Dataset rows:
╔══

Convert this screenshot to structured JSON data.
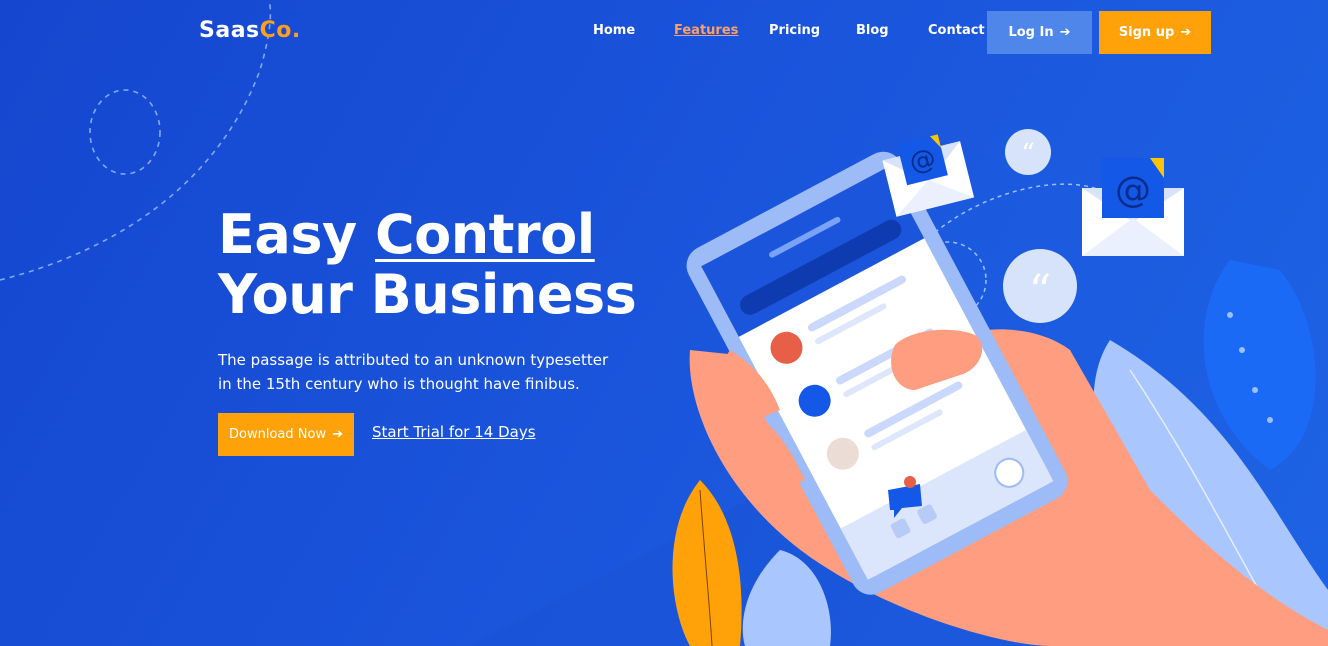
{
  "brand": {
    "name_main": "Saas",
    "name_accent": "Co."
  },
  "nav": {
    "items": [
      {
        "label": "Home"
      },
      {
        "label": "Features"
      },
      {
        "label": "Pricing"
      },
      {
        "label": "Blog"
      },
      {
        "label": "Contact"
      }
    ],
    "active_index": 1,
    "login_label": "Log In",
    "signup_label": "Sign up",
    "arrow": "➔"
  },
  "hero": {
    "title_part1": "Easy",
    "title_underlined": "Control",
    "title_line2": "Your Business",
    "description_line1": "The passage is attributed to an unknown typesetter",
    "description_line2": "in the 15th century who is thought have finibus.",
    "download_label": "Download Now",
    "trial_label": "Start Trial for 14 Days"
  },
  "colors": {
    "background": "#1a55dc",
    "accent_orange": "#ffa20a",
    "login_button": "#4e86ea",
    "active_link": "#ff9f64"
  },
  "icons": {
    "arrow": "arrow-right-icon",
    "email": "email-envelope-icon",
    "quote": "quote-bubble-icon"
  }
}
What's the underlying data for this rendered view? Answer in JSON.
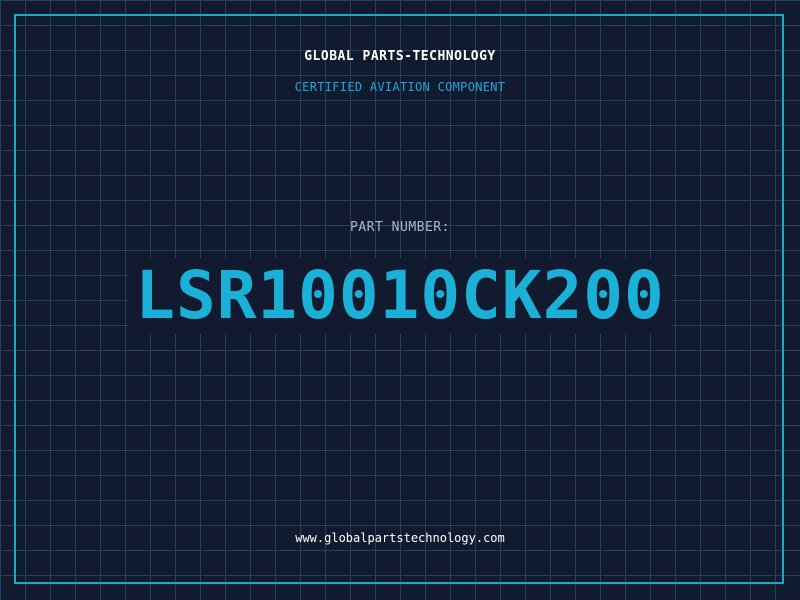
{
  "header": {
    "company": "GLOBAL PARTS-TECHNOLOGY",
    "tagline": "CERTIFIED AVIATION COMPONENT"
  },
  "part": {
    "label": "PART NUMBER:",
    "number": "LSR10010CK200"
  },
  "footer": {
    "website": "www.globalpartstechnology.com"
  },
  "colors": {
    "background": "#111a2e",
    "grid": "#1d4558",
    "accent": "#1ab0d8",
    "border": "#1aa8c8"
  }
}
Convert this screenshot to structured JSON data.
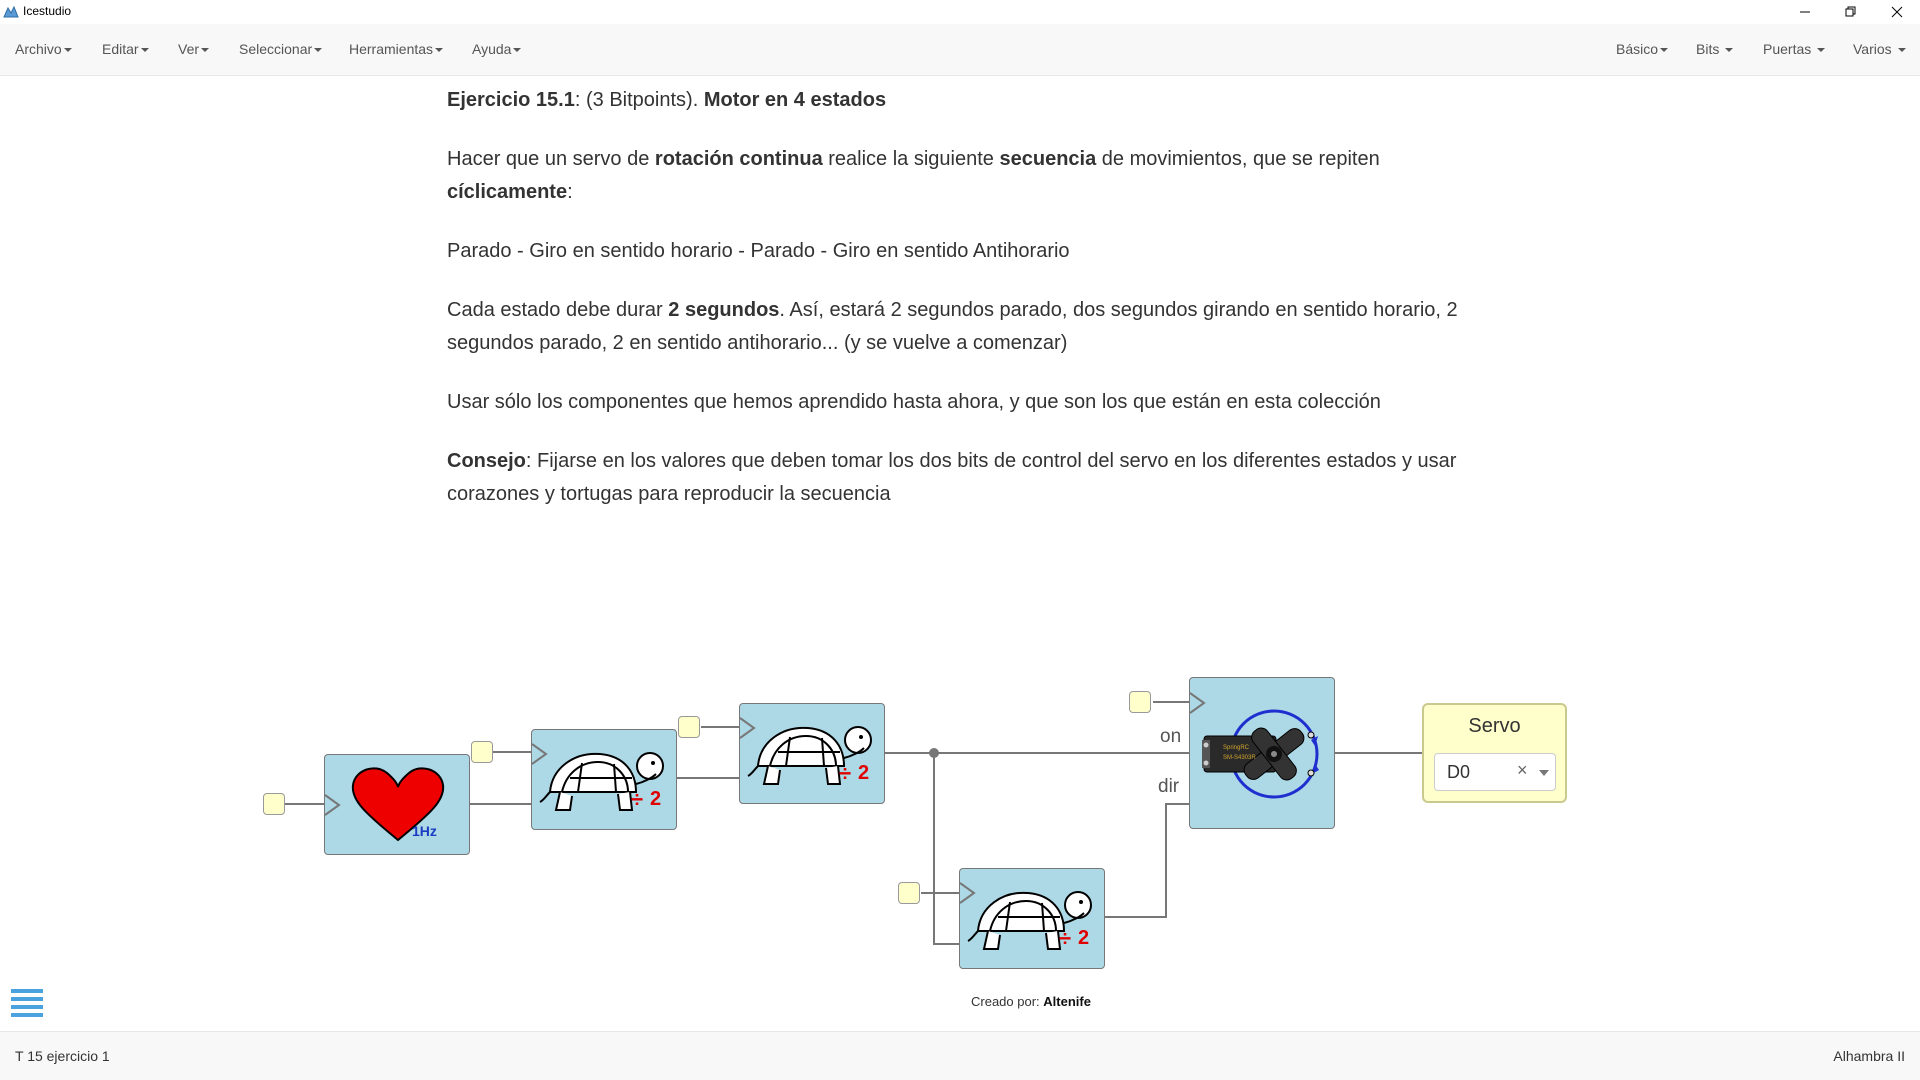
{
  "window": {
    "title": "Icestudio"
  },
  "menubar": {
    "left": [
      {
        "label": "Archivo"
      },
      {
        "label": "Editar"
      },
      {
        "label": "Ver"
      },
      {
        "label": "Seleccionar"
      },
      {
        "label": "Herramientas"
      },
      {
        "label": "Ayuda"
      }
    ],
    "right": [
      {
        "label": "Básico"
      },
      {
        "label": "Bits"
      },
      {
        "label": "Puertas"
      },
      {
        "label": "Varios"
      }
    ]
  },
  "info": {
    "p1": {
      "ex_label": "Ejercicio 15.1",
      "points": ": (3 Bitpoints). ",
      "title": "Motor en 4 estados"
    },
    "p2": {
      "t1": "Hacer que un servo de ",
      "b1": "rotación continua",
      "t2": " realice la siguiente ",
      "b2": "secuencia",
      "t3": " de movimientos, que se repiten ",
      "b3": "cíclicamente",
      "t4": ":"
    },
    "p3": "Parado - Giro en sentido horario - Parado - Giro en sentido Antihorario",
    "p4": {
      "t1": "Cada estado debe durar ",
      "b1": "2 segundos",
      "t2": ". Así, estará 2 segundos parado, dos segundos girando en sentido horario, 2 segundos parado, 2 en sentido antihorario... (y se vuelve a comenzar)"
    },
    "p5": "Usar sólo los componentes que hemos aprendido hasta ahora, y que son los que están en esta colección",
    "p6": {
      "b1": "Consejo",
      "t1": ": Fijarse en los valores que deben tomar los dos bits de control del servo en los diferentes estados y usar corazones y tortugas para reproducir la secuencia"
    }
  },
  "diagram": {
    "heart": {
      "freq_label": "1Hz"
    },
    "prescaler_label": "2",
    "servo_ports": {
      "on": "on",
      "dir": "dir"
    },
    "servo_chip": {
      "line1": "SpringRC",
      "line2": "SM-S4303R"
    },
    "servo_output": {
      "title": "Servo",
      "pin": "D0",
      "clear": "×"
    }
  },
  "credit": {
    "prefix": "Creado por: ",
    "author": "Altenife"
  },
  "footer": {
    "file": "T 15 ejercicio 1",
    "board": "Alhambra II"
  },
  "colors": {
    "block": "#add8e6",
    "port": "#ffffcc",
    "heart": "#ee0000",
    "accent": "#4aa3df"
  }
}
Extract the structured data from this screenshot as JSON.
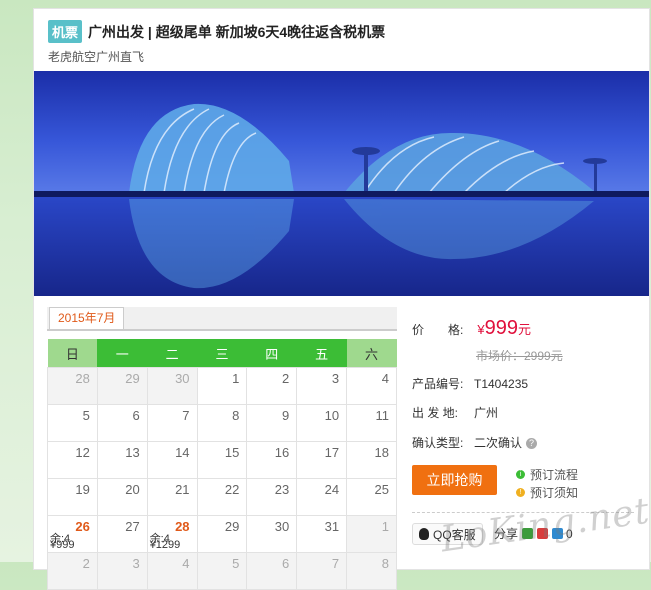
{
  "product": {
    "tag": "机票",
    "title": "广州出发 | 超级尾单 新加坡6天4晚往返含税机票",
    "subtitle": "老虎航空广州直飞"
  },
  "calendar": {
    "month_tab": "2015年7月",
    "weekdays": [
      "日",
      "一",
      "二",
      "三",
      "四",
      "五",
      "六"
    ],
    "rows": [
      [
        {
          "d": "28",
          "out": true
        },
        {
          "d": "29",
          "out": true
        },
        {
          "d": "30",
          "out": true
        },
        {
          "d": "1"
        },
        {
          "d": "2"
        },
        {
          "d": "3"
        },
        {
          "d": "4"
        }
      ],
      [
        {
          "d": "5"
        },
        {
          "d": "6"
        },
        {
          "d": "7"
        },
        {
          "d": "8"
        },
        {
          "d": "9"
        },
        {
          "d": "10"
        },
        {
          "d": "11"
        }
      ],
      [
        {
          "d": "12"
        },
        {
          "d": "13"
        },
        {
          "d": "14"
        },
        {
          "d": "15"
        },
        {
          "d": "16"
        },
        {
          "d": "17"
        },
        {
          "d": "18"
        }
      ],
      [
        {
          "d": "19"
        },
        {
          "d": "20"
        },
        {
          "d": "21"
        },
        {
          "d": "22"
        },
        {
          "d": "23"
        },
        {
          "d": "24"
        },
        {
          "d": "25"
        }
      ],
      [
        {
          "d": "26",
          "hl": true,
          "rem": "余:4",
          "price": "¥999"
        },
        {
          "d": "27"
        },
        {
          "d": "28",
          "hl": true,
          "rem": "余:4",
          "price": "¥1299"
        },
        {
          "d": "29"
        },
        {
          "d": "30"
        },
        {
          "d": "31"
        },
        {
          "d": "1",
          "out": true
        }
      ],
      [
        {
          "d": "2",
          "out": true
        },
        {
          "d": "3",
          "out": true
        },
        {
          "d": "4",
          "out": true
        },
        {
          "d": "5",
          "out": true
        },
        {
          "d": "6",
          "out": true
        },
        {
          "d": "7",
          "out": true
        },
        {
          "d": "8",
          "out": true
        }
      ]
    ]
  },
  "info": {
    "price_label": "价　　格:",
    "price_currency": "¥",
    "price_value": "999",
    "price_unit": "元",
    "market_price": "市场价：2999元",
    "code_label": "产品编号:",
    "code_value": "T1404235",
    "origin_label": "出 发 地:",
    "origin_value": "广州",
    "confirm_label": "确认类型:",
    "confirm_value": "二次确认",
    "buy_button": "立即抢购",
    "link_process": "预订流程",
    "link_notice": "预订须知",
    "qq_label": "QQ客服",
    "share_label": "分享",
    "share_count": "0"
  },
  "colors": {
    "accent_green": "#3cbd36",
    "weekend_green": "#9fd98e",
    "price_red": "#e0103c",
    "buy_orange": "#f07010",
    "tag_teal": "#59c0c9"
  },
  "watermark": "LoKing.net"
}
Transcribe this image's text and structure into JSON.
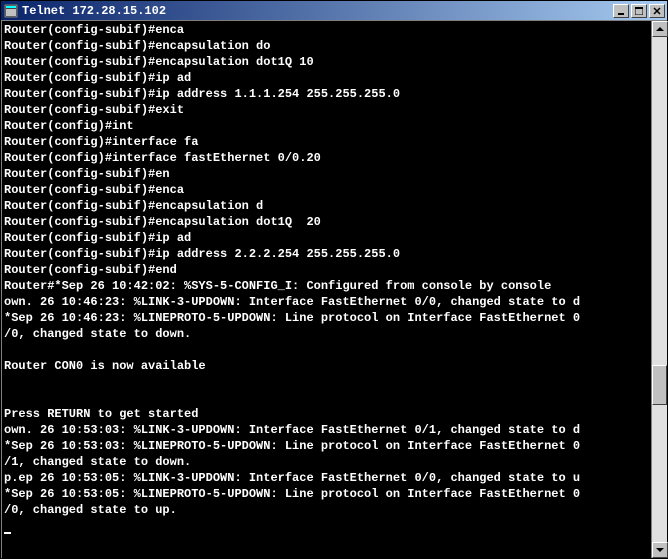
{
  "window": {
    "title": "Telnet 172.28.15.102"
  },
  "terminal": {
    "lines": [
      "Router(config-subif)#enca",
      "Router(config-subif)#encapsulation do",
      "Router(config-subif)#encapsulation dot1Q 10",
      "Router(config-subif)#ip ad",
      "Router(config-subif)#ip address 1.1.1.254 255.255.255.0",
      "Router(config-subif)#exit",
      "Router(config)#int",
      "Router(config)#interface fa",
      "Router(config)#interface fastEthernet 0/0.20",
      "Router(config-subif)#en",
      "Router(config-subif)#enca",
      "Router(config-subif)#encapsulation d",
      "Router(config-subif)#encapsulation dot1Q  20",
      "Router(config-subif)#ip ad",
      "Router(config-subif)#ip address 2.2.2.254 255.255.255.0",
      "Router(config-subif)#end",
      "Router#*Sep 26 10:42:02: %SYS-5-CONFIG_I: Configured from console by console",
      "own. 26 10:46:23: %LINK-3-UPDOWN: Interface FastEthernet 0/0, changed state to d",
      "*Sep 26 10:46:23: %LINEPROTO-5-UPDOWN: Line protocol on Interface FastEthernet 0",
      "/0, changed state to down.",
      "",
      "Router CON0 is now available",
      "",
      "",
      "Press RETURN to get started",
      "own. 26 10:53:03: %LINK-3-UPDOWN: Interface FastEthernet 0/1, changed state to d",
      "*Sep 26 10:53:03: %LINEPROTO-5-UPDOWN: Line protocol on Interface FastEthernet 0",
      "/1, changed state to down.",
      "p.ep 26 10:53:05: %LINK-3-UPDOWN: Interface FastEthernet 0/0, changed state to u",
      "*Sep 26 10:53:05: %LINEPROTO-5-UPDOWN: Line protocol on Interface FastEthernet 0",
      "/0, changed state to up."
    ]
  }
}
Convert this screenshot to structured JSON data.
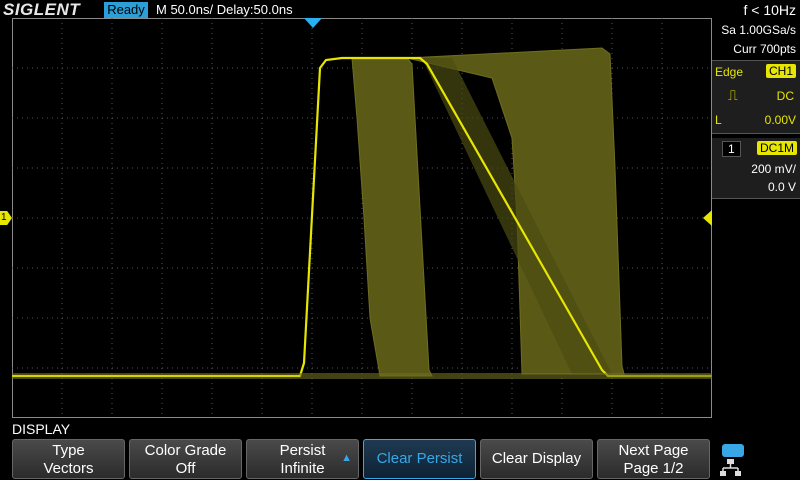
{
  "header": {
    "brand": "SIGLENT",
    "status": "Ready",
    "timebase": "M 50.0ns/  Delay:50.0ns",
    "frequency": "f < 10Hz"
  },
  "acquisition": {
    "sample_rate": "Sa 1.00GSa/s",
    "memory": "Curr 700pts"
  },
  "trigger": {
    "type_label": "Edge",
    "source": "CH1",
    "coupling": "DC",
    "level_prefix": "L",
    "level": "0.00V"
  },
  "channel": {
    "number": "1",
    "coupling": "DC1M",
    "scale": "200 mV/",
    "offset": "0.0 V"
  },
  "markers": {
    "ch1": "1"
  },
  "menu": {
    "title": "DISPLAY",
    "keys": [
      {
        "line1": "Type",
        "line2": "Vectors"
      },
      {
        "line1": "Color Grade",
        "line2": "Off"
      },
      {
        "line1": "Persist",
        "line2": "Infinite"
      },
      {
        "label": "Clear Persist"
      },
      {
        "label": "Clear Display"
      },
      {
        "line1": "Next Page",
        "line2": "Page 1/2"
      }
    ]
  },
  "colors": {
    "trace": "#e6e600",
    "persist_fill": "#5a5a16",
    "accent": "#2a9fd8"
  }
}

╚══

**EXERCISE TASK:** Across the data, tally the lines containing "LINEPROTO" and give back the number alone.

**RESULT FOR THIS TASK:** 3